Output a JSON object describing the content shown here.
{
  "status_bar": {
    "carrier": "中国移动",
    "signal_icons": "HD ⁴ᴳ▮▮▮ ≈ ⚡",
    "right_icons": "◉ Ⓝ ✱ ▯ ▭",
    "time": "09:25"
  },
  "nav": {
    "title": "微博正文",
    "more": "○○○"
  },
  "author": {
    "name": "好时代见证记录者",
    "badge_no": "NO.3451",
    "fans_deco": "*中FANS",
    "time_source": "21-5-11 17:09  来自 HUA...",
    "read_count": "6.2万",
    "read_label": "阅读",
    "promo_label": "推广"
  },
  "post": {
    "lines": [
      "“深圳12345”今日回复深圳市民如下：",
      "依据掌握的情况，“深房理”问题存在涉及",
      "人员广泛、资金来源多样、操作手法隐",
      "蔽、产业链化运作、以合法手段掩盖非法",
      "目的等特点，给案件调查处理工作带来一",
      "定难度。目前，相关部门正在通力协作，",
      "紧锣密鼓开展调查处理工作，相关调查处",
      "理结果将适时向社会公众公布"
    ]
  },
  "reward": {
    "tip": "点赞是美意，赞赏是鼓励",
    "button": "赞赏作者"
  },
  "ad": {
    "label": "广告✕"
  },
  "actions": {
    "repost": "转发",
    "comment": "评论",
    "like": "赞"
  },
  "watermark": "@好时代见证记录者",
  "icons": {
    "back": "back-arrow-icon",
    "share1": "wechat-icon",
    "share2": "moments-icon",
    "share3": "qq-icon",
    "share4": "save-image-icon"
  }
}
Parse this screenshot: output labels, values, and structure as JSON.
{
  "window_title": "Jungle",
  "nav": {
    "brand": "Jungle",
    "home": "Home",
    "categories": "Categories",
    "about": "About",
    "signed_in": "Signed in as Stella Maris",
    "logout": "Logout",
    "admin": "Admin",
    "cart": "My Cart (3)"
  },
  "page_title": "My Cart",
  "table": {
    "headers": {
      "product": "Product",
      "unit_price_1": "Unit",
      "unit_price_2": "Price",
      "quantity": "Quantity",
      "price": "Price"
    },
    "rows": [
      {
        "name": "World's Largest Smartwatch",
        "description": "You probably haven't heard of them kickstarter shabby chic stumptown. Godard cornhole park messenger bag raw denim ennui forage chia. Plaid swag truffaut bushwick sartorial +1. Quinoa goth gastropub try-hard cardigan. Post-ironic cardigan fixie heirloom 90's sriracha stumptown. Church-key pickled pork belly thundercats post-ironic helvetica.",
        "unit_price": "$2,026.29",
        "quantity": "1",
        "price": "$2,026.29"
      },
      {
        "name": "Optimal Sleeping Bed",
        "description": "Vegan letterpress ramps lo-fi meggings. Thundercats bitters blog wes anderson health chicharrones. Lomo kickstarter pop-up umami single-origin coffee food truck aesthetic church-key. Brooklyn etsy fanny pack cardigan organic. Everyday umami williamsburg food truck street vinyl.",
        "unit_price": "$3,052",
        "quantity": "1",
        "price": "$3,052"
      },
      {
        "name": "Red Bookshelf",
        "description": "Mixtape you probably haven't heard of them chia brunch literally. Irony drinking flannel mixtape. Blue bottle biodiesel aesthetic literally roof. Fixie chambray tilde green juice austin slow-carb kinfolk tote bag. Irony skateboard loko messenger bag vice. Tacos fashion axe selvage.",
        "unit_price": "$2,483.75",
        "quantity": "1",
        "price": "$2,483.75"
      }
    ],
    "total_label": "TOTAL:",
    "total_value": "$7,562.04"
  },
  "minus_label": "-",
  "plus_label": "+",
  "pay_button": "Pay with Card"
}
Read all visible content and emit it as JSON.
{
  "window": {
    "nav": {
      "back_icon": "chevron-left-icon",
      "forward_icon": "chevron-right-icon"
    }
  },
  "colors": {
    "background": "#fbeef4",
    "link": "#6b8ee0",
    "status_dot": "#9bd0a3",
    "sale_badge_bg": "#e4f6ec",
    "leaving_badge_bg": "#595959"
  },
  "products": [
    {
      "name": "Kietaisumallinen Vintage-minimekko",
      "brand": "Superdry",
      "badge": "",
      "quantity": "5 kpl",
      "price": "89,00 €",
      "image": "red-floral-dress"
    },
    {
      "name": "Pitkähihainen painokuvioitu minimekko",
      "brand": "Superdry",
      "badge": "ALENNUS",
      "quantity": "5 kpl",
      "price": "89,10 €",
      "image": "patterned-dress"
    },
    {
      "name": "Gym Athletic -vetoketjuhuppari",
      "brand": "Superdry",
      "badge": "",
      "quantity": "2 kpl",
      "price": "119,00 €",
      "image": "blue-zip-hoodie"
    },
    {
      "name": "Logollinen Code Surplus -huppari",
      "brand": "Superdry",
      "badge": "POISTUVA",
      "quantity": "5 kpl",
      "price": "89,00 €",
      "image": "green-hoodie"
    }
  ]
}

- TASK TO COMPLETE -
Repeat the material above in full, exactly as it stands.

- TASK ANSWER -
Output a JSON object describing the content shown here.
{
  "status_bar": {
    "carrier": "中国移动",
    "signal_icons": "HD ⁴ᴳ▮▮▮ ≈ ⚡",
    "right_icons": "◉ Ⓝ ✱ ▯ ▭",
    "time": "09:25"
  },
  "nav": {
    "title": "微博正文",
    "more": "○○○"
  },
  "author": {
    "name": "好时代见证记录者",
    "badge_no": "NO.3451",
    "fans_deco": "*中FANS",
    "time_source": "21-5-11 17:09  来自 HUA...",
    "read_count": "6.2万",
    "read_label": "阅读",
    "promo_label": "推广"
  },
  "post": {
    "lines": [
      "“深圳12345”今日回复深圳市民如下：",
      "依据掌握的情况，“深房理”问题存在涉及",
      "人员广泛、资金来源多样、操作手法隐",
      "蔽、产业链化运作、以合法手段掩盖非法",
      "目的等特点，给案件调查处理工作带来一",
      "定难度。目前，相关部门正在通力协作，",
      "紧锣密鼓开展调查处理工作，相关调查处",
      "理结果将适时向社会公众公布"
    ]
  },
  "reward": {
    "tip": "点赞是美意，赞赏是鼓励",
    "button": "赞赏作者"
  },
  "ad": {
    "label": "广告✕"
  },
  "actions": {
    "repost": "转发",
    "comment": "评论",
    "like": "赞"
  },
  "watermark": "@好时代见证记录者",
  "icons": {
    "back": "back-arrow-icon",
    "share1": "wechat-icon",
    "share2": "moments-icon",
    "share3": "qq-icon",
    "share4": "save-image-icon"
  }
}
Parse this screenshot: output labels, values, and structure as JSON.
{
  "window_title": "Jungle",
  "nav": {
    "brand": "Jungle",
    "home": "Home",
    "categories": "Categories",
    "about": "About",
    "signed_in": "Signed in as Stella Maris",
    "logout": "Logout",
    "admin": "Admin",
    "cart": "My Cart (3)"
  },
  "page_title": "My Cart",
  "table": {
    "headers": {
      "product": "Product",
      "unit_price_1": "Unit",
      "unit_price_2": "Price",
      "quantity": "Quantity",
      "price": "Price"
    },
    "rows": [
      {
        "name": "World's Largest Smartwatch",
        "description": "You probably haven't heard of them kickstarter shabby chic stumptown. Godard cornhole park messenger bag raw denim ennui forage chia. Plaid swag truffaut bushwick sartorial +1. Quinoa goth gastropub try-hard cardigan. Post-ironic cardigan fixie heirloom 90's sriracha stumptown. Church-key pickled pork belly thundercats post-ironic helvetica.",
        "unit_price": "$2,026.29",
        "quantity": "1",
        "price": "$2,026.29"
      },
      {
        "name": "Optimal Sleeping Bed",
        "description": "Vegan letterpress ramps lo-fi meggings. Thundercats bitters blog wes anderson health chicharrones. Lomo kickstarter pop-up umami single-origin coffee food truck aesthetic church-key. Brooklyn etsy fanny pack cardigan organic. Everyday umami williamsburg food truck street vinyl.",
        "unit_price": "$3,052",
        "quantity": "1",
        "price": "$3,052"
      },
      {
        "name": "Red Bookshelf",
        "description": "Mixtape you probably haven't heard of them chia brunch literally. Irony drinking flannel mixtape. Blue bottle biodiesel aesthetic literally roof. Fixie chambray tilde green juice austin slow-carb kinfolk tote bag. Irony skateboard loko messenger bag vice. Tacos fashion axe selvage.",
        "unit_price": "$2,483.75",
        "quantity": "1",
        "price": "$2,483.75"
      }
    ],
    "total_label": "TOTAL:",
    "total_value": "$7,562.04"
  },
  "minus_label": "-",
  "plus_label": "+",
  "pay_button": "Pay with Card"
}
Read all visible content and emit it as JSON.
{
  "window": {
    "nav": {
      "back_icon": "chevron-left-icon",
      "forward_icon": "chevron-right-icon"
    }
  },
  "colors": {
    "background": "#fbeef4",
    "link": "#6b8ee0",
    "status_dot": "#9bd0a3",
    "sale_badge_bg": "#e4f6ec",
    "leaving_badge_bg": "#595959"
  },
  "products": [
    {
      "name": "Kietaisumallinen Vintage-minimekko",
      "brand": "Superdry",
      "badge": "",
      "quantity": "5 kpl",
      "price": "89,00 €",
      "image": "red-floral-dress"
    },
    {
      "name": "Pitkähihainen painokuvioitu minimekko",
      "brand": "Superdry",
      "badge": "ALENNUS",
      "quantity": "5 kpl",
      "price": "89,10 €",
      "image": "patterned-dress"
    },
    {
      "name": "Gym Athletic -vetoketjuhuppari",
      "brand": "Superdry",
      "badge": "",
      "quantity": "2 kpl",
      "price": "119,00 €",
      "image": "blue-zip-hoodie"
    },
    {
      "name": "Logollinen Code Surplus -huppari",
      "brand": "Superdry",
      "badge": "POISTUVA",
      "quantity": "5 kpl",
      "price": "89,00 €",
      "image": "green-hoodie"
    }
  ]
}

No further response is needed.